--- START ---

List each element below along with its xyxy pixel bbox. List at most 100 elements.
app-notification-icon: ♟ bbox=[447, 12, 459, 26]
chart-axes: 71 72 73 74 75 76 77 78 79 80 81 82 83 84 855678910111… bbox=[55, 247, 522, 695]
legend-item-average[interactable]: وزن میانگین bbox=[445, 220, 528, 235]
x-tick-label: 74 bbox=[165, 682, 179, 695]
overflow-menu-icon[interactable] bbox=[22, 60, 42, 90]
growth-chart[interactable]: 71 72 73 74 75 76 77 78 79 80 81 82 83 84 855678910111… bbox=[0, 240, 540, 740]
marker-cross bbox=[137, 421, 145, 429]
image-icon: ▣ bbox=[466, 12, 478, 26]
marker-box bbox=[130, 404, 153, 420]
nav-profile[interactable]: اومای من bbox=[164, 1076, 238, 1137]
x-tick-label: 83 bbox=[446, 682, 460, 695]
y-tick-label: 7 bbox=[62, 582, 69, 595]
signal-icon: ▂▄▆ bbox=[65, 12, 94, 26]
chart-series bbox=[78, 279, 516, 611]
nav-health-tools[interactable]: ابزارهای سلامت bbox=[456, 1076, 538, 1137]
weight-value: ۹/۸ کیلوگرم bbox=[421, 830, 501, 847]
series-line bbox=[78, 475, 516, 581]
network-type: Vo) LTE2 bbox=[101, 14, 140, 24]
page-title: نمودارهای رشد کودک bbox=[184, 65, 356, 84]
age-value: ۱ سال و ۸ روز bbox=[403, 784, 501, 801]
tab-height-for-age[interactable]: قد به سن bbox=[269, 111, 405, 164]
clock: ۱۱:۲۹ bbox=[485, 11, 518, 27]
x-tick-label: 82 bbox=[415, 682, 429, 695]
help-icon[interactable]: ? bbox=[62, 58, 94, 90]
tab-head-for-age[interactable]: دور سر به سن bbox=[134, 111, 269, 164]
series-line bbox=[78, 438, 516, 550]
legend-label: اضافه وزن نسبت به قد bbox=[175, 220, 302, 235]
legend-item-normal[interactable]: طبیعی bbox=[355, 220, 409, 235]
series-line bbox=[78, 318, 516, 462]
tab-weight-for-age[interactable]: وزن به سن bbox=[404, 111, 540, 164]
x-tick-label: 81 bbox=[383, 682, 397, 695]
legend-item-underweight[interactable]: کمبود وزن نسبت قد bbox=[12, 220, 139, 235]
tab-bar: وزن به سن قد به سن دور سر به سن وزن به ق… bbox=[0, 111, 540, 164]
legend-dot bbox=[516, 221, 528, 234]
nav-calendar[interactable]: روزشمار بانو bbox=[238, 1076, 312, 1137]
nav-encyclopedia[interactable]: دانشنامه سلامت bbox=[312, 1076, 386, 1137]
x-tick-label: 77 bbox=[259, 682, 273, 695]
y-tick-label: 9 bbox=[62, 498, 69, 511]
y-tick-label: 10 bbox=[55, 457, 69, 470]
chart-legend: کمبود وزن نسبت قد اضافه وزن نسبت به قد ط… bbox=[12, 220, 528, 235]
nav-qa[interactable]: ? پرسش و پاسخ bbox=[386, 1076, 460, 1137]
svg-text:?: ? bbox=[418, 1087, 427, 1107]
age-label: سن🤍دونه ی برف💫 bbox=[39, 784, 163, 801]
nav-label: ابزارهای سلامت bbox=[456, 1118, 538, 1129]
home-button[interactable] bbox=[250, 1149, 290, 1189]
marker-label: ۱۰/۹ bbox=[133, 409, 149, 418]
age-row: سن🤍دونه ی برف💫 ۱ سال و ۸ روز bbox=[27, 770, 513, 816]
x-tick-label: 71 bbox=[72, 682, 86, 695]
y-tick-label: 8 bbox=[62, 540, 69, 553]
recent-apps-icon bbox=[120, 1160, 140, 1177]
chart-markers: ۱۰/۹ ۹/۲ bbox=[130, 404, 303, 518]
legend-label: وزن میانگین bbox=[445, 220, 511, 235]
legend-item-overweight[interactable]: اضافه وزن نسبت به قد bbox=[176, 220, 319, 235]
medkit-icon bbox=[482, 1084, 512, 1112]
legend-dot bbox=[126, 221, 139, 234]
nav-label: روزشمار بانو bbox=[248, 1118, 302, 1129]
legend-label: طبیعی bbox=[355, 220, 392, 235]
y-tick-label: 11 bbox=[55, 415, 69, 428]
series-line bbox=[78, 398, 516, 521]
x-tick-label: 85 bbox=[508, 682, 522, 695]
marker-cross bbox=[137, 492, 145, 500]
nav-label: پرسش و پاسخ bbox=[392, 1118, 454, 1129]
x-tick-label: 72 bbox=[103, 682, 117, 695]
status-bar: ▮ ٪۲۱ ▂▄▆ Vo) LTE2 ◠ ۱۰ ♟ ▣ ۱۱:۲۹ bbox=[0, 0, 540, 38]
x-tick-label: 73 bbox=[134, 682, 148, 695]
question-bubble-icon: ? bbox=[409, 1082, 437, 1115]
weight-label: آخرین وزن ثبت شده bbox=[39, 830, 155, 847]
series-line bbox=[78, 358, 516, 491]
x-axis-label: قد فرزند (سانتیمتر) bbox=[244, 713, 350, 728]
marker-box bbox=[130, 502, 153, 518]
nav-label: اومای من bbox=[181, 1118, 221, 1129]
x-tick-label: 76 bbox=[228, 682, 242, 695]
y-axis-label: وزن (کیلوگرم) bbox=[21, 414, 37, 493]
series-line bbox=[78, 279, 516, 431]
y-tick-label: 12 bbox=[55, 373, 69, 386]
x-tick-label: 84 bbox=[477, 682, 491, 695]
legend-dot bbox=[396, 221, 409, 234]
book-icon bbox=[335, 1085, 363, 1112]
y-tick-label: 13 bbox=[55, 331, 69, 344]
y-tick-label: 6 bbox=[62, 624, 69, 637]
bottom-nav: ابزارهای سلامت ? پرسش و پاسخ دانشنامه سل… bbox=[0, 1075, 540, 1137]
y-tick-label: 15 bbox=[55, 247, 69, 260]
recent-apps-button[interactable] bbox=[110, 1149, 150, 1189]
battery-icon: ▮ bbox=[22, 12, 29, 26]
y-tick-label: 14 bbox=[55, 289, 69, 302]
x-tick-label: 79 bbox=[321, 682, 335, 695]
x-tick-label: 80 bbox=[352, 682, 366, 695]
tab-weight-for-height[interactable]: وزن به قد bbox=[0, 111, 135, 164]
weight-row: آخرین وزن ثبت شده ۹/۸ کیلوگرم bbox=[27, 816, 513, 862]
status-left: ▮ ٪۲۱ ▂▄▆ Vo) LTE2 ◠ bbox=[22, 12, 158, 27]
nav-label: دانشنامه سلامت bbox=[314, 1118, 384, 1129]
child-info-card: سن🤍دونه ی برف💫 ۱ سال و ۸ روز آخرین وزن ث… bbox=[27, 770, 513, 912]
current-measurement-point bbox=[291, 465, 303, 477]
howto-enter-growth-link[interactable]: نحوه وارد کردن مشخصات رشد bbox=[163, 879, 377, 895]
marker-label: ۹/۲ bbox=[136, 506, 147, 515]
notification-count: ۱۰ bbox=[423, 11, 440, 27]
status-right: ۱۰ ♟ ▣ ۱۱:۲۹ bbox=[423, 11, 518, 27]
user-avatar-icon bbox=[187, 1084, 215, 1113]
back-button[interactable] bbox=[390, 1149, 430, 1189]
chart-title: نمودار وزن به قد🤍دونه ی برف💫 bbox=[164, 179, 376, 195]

--- END ---

→ CHALLENGE
Retype all of the lines above, keeping every character identical.

→ THE RESPONSE
List each element below along with its xyxy pixel bbox. List at most 100 elements.
app-notification-icon: ♟ bbox=[447, 12, 459, 26]
chart-axes: 71 72 73 74 75 76 77 78 79 80 81 82 83 84 855678910111… bbox=[55, 247, 522, 695]
legend-item-average[interactable]: وزن میانگین bbox=[445, 220, 528, 235]
x-tick-label: 74 bbox=[165, 682, 179, 695]
overflow-menu-icon[interactable] bbox=[22, 60, 42, 90]
growth-chart[interactable]: 71 72 73 74 75 76 77 78 79 80 81 82 83 84 855678910111… bbox=[0, 240, 540, 740]
marker-cross bbox=[137, 421, 145, 429]
image-icon: ▣ bbox=[466, 12, 478, 26]
marker-box bbox=[130, 404, 153, 420]
nav-profile[interactable]: اومای من bbox=[164, 1076, 238, 1137]
x-tick-label: 83 bbox=[446, 682, 460, 695]
y-tick-label: 7 bbox=[62, 582, 69, 595]
signal-icon: ▂▄▆ bbox=[65, 12, 94, 26]
chart-series bbox=[78, 279, 516, 611]
nav-health-tools[interactable]: ابزارهای سلامت bbox=[456, 1076, 538, 1137]
weight-value: ۹/۸ کیلوگرم bbox=[421, 830, 501, 847]
series-line bbox=[78, 475, 516, 581]
network-type: Vo) LTE2 bbox=[101, 14, 140, 24]
page-title: نمودارهای رشد کودک bbox=[184, 65, 356, 84]
age-value: ۱ سال و ۸ روز bbox=[403, 784, 501, 801]
tab-height-for-age[interactable]: قد به سن bbox=[269, 111, 405, 164]
clock: ۱۱:۲۹ bbox=[485, 11, 518, 27]
x-tick-label: 82 bbox=[415, 682, 429, 695]
help-icon[interactable]: ? bbox=[62, 58, 94, 90]
tab-head-for-age[interactable]: دور سر به سن bbox=[134, 111, 269, 164]
series-line bbox=[78, 438, 516, 550]
legend-label: اضافه وزن نسبت به قد bbox=[175, 220, 302, 235]
legend-item-normal[interactable]: طبیعی bbox=[355, 220, 409, 235]
series-line bbox=[78, 318, 516, 462]
tab-weight-for-age[interactable]: وزن به سن bbox=[404, 111, 540, 164]
x-tick-label: 81 bbox=[383, 682, 397, 695]
legend-item-underweight[interactable]: کمبود وزن نسبت قد bbox=[12, 220, 139, 235]
tab-bar: وزن به سن قد به سن دور سر به سن وزن به ق… bbox=[0, 111, 540, 164]
legend-dot bbox=[516, 221, 528, 234]
nav-calendar[interactable]: روزشمار بانو bbox=[238, 1076, 312, 1137]
nav-encyclopedia[interactable]: دانشنامه سلامت bbox=[312, 1076, 386, 1137]
x-tick-label: 77 bbox=[259, 682, 273, 695]
y-tick-label: 9 bbox=[62, 498, 69, 511]
y-tick-label: 10 bbox=[55, 457, 69, 470]
chart-legend: کمبود وزن نسبت قد اضافه وزن نسبت به قد ط… bbox=[12, 220, 528, 235]
nav-qa[interactable]: ? پرسش و پاسخ bbox=[386, 1076, 460, 1137]
svg-text:?: ? bbox=[418, 1087, 427, 1107]
age-label: سن🤍دونه ی برف💫 bbox=[39, 784, 163, 801]
nav-label: ابزارهای سلامت bbox=[456, 1118, 538, 1129]
home-button[interactable] bbox=[250, 1149, 290, 1189]
marker-label: ۱۰/۹ bbox=[133, 409, 149, 418]
age-row: سن🤍دونه ی برف💫 ۱ سال و ۸ روز bbox=[27, 770, 513, 816]
x-tick-label: 71 bbox=[72, 682, 86, 695]
y-tick-label: 8 bbox=[62, 540, 69, 553]
recent-apps-icon bbox=[120, 1160, 140, 1177]
chart-markers: ۱۰/۹ ۹/۲ bbox=[130, 404, 303, 518]
legend-label: وزن میانگین bbox=[445, 220, 511, 235]
legend-item-overweight[interactable]: اضافه وزن نسبت به قد bbox=[176, 220, 319, 235]
medkit-icon bbox=[482, 1084, 512, 1112]
legend-dot bbox=[126, 221, 139, 234]
nav-label: روزشمار بانو bbox=[248, 1118, 302, 1129]
legend-label: طبیعی bbox=[355, 220, 392, 235]
y-tick-label: 11 bbox=[55, 415, 69, 428]
series-line bbox=[78, 398, 516, 521]
x-tick-label: 85 bbox=[508, 682, 522, 695]
marker-cross bbox=[137, 492, 145, 500]
nav-label: پرسش و پاسخ bbox=[392, 1118, 454, 1129]
x-tick-label: 72 bbox=[103, 682, 117, 695]
status-bar: ▮ ٪۲۱ ▂▄▆ Vo) LTE2 ◠ ۱۰ ♟ ▣ ۱۱:۲۹ bbox=[0, 0, 540, 38]
x-tick-label: 73 bbox=[134, 682, 148, 695]
question-bubble-icon: ? bbox=[409, 1082, 437, 1115]
weight-label: آخرین وزن ثبت شده bbox=[39, 830, 155, 847]
series-line bbox=[78, 358, 516, 491]
x-axis-label: قد فرزند (سانتیمتر) bbox=[244, 713, 350, 728]
marker-box bbox=[130, 502, 153, 518]
nav-label: اومای من bbox=[181, 1118, 221, 1129]
x-tick-label: 76 bbox=[228, 682, 242, 695]
y-axis-label: وزن (کیلوگرم) bbox=[21, 414, 37, 493]
series-line bbox=[78, 279, 516, 431]
y-tick-label: 12 bbox=[55, 373, 69, 386]
x-tick-label: 84 bbox=[477, 682, 491, 695]
legend-dot bbox=[396, 221, 409, 234]
book-icon bbox=[335, 1085, 363, 1112]
y-tick-label: 13 bbox=[55, 331, 69, 344]
y-tick-label: 6 bbox=[62, 624, 69, 637]
bottom-nav: ابزارهای سلامت ? پرسش و پاسخ دانشنامه سل… bbox=[0, 1075, 540, 1137]
y-tick-label: 15 bbox=[55, 247, 69, 260]
recent-apps-button[interactable] bbox=[110, 1149, 150, 1189]
battery-icon: ▮ bbox=[22, 12, 29, 26]
y-tick-label: 14 bbox=[55, 289, 69, 302]
x-tick-label: 79 bbox=[321, 682, 335, 695]
x-tick-label: 80 bbox=[352, 682, 366, 695]
tab-weight-for-height[interactable]: وزن به قد bbox=[0, 111, 135, 164]
weight-row: آخرین وزن ثبت شده ۹/۸ کیلوگرم bbox=[27, 816, 513, 862]
status-left: ▮ ٪۲۱ ▂▄▆ Vo) LTE2 ◠ bbox=[22, 12, 158, 27]
nav-label: دانشنامه سلامت bbox=[314, 1118, 384, 1129]
child-info-card: سن🤍دونه ی برف💫 ۱ سال و ۸ روز آخرین وزن ث… bbox=[27, 770, 513, 912]
current-measurement-point bbox=[291, 465, 303, 477]
howto-enter-growth-link[interactable]: نحوه وارد کردن مشخصات رشد bbox=[163, 879, 377, 895]
marker-label: ۹/۲ bbox=[136, 506, 147, 515]
notification-count: ۱۰ bbox=[423, 11, 440, 27]
status-right: ۱۰ ♟ ▣ ۱۱:۲۹ bbox=[423, 11, 518, 27]
user-avatar-icon bbox=[187, 1084, 215, 1113]
back-button[interactable] bbox=[390, 1149, 430, 1189]
chart-title: نمودار وزن به قد🤍دونه ی برف💫 bbox=[164, 179, 376, 195]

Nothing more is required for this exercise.